What this task involves -
Pick out every line in the data below that holds "venit".

Provided data -
====================

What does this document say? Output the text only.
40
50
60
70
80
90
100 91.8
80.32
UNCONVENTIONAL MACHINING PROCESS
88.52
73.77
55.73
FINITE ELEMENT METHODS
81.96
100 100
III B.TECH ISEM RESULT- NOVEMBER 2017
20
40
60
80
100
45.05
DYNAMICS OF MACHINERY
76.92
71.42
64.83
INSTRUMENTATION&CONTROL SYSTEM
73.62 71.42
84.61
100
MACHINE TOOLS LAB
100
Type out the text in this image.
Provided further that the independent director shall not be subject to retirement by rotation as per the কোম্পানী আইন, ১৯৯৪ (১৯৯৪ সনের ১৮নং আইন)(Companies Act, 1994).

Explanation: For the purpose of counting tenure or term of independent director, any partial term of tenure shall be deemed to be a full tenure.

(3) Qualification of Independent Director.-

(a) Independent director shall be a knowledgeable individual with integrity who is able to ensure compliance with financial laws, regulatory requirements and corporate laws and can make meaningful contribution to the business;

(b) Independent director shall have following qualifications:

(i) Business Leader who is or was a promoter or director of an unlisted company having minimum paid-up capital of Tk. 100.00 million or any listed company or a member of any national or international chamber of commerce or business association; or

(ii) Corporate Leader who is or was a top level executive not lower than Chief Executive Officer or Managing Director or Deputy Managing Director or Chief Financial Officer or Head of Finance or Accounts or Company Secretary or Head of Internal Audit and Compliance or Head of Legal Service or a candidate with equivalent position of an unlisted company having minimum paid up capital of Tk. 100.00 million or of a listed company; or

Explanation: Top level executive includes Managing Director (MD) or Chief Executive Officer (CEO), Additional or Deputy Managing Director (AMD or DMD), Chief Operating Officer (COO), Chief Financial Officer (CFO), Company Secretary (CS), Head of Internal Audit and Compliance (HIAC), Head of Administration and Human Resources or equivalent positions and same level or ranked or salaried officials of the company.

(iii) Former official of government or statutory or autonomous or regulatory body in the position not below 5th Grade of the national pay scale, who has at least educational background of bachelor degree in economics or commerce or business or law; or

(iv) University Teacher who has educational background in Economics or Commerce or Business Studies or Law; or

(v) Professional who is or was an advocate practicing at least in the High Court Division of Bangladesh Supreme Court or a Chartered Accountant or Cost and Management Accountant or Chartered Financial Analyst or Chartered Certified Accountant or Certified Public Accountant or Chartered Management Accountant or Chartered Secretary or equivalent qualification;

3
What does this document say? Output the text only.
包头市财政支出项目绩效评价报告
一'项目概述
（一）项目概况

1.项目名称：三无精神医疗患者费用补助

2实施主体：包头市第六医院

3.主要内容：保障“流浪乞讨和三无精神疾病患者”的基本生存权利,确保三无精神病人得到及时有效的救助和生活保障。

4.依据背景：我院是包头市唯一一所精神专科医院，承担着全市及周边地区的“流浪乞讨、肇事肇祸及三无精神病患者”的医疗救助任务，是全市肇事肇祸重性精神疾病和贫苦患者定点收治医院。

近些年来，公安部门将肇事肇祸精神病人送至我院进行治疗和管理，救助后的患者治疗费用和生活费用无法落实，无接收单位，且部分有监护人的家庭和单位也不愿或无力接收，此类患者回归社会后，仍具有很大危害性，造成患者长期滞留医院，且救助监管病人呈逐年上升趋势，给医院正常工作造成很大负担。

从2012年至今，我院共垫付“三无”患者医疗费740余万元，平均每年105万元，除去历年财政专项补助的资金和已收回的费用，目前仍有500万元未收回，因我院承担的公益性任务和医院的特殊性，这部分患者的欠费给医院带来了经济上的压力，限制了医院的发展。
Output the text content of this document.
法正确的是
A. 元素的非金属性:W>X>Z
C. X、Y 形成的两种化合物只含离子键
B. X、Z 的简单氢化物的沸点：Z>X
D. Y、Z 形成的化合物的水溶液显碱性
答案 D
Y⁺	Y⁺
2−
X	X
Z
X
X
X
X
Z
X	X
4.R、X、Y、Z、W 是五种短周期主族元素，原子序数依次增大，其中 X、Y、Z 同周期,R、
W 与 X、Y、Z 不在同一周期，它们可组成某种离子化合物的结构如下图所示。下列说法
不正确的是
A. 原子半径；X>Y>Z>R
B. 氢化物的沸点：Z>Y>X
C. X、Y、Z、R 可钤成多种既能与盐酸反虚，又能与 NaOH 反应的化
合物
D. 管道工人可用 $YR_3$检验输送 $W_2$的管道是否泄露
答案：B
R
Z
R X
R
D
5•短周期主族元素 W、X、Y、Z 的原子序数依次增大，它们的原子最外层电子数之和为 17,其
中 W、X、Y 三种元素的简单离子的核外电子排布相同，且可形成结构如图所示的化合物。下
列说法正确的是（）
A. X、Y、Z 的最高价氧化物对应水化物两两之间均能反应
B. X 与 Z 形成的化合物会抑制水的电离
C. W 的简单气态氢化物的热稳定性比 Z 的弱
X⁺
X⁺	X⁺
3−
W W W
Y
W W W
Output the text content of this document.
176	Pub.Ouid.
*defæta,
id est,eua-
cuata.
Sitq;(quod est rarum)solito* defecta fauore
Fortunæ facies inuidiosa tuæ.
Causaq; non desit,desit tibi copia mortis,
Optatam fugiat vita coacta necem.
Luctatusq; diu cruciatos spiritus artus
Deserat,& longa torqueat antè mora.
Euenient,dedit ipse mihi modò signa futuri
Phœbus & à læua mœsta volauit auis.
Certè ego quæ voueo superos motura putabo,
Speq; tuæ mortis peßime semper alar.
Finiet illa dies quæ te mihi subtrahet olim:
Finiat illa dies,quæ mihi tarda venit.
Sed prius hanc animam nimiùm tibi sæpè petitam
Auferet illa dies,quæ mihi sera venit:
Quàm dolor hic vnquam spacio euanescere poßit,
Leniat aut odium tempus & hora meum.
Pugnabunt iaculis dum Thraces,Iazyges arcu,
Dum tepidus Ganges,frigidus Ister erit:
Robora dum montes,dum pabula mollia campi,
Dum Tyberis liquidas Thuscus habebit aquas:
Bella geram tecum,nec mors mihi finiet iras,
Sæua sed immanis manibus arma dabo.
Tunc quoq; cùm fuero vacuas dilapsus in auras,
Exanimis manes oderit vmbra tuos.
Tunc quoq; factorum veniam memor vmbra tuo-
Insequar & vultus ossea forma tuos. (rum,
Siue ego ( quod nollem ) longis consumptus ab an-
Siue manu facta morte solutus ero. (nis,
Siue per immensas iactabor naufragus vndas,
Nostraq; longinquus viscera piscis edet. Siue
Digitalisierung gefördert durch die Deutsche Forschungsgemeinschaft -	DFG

====================

Result for this exercise -
Finiat illa dies,quæ mihi tarda venit.
Auferet illa dies,quæ mihi sera venit:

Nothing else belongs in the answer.